### [Given exercise]
Repeat each line of the material exactly.

### [Materials provided]
....

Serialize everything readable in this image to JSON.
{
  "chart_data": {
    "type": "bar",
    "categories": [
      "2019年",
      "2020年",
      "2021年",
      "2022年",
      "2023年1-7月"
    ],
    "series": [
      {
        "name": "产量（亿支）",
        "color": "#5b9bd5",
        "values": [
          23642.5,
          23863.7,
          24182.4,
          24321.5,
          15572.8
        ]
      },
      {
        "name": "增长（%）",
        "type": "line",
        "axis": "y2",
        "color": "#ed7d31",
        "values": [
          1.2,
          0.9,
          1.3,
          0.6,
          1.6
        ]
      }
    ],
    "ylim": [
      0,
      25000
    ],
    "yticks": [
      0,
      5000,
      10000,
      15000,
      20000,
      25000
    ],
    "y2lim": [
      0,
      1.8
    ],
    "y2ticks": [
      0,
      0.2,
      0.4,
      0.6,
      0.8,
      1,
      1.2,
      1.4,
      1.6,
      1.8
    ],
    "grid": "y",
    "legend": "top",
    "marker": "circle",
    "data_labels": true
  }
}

....

### [Exercise result]
Serialize everything readable in this image to JSON.
{
  "chart_data": {
    "type": "bar",
    "categories": [
      "2019年",
      "2020年",
      "2021年",
      "2022年",
      "2023年1-7月"
    ],
    "series": [
      {
        "name": "产量（亿支）",
        "color": "#5b9bd5",
        "values": [
          23642.5,
          23863.7,
          24182.4,
          24321.5,
          15572.8
        ]
      },
      {
        "name": "增长（%）",
        "type": "line",
        "axis": "y2",
        "color": "#ed7d31",
        "values": [
          1.2,
          0.9,
          1.3,
          0.6,
          1.6
        ]
      }
    ],
    "ylim": [
      0,
      25000
    ],
    "yticks": [
      0,
      5000,
      10000,
      15000,
      20000,
      25000
    ],
    "y2lim": [
      0,
      1.8
    ],
    "y2ticks": [
      0,
      0.2,
      0.4,
      0.6,
      0.8,
      1,
      1.2,
      1.4,
      1.6,
      1.8
    ],
    "grid": "y",
    "legend": "top",
    "marker": "circle",
    "data_labels": true
  }
}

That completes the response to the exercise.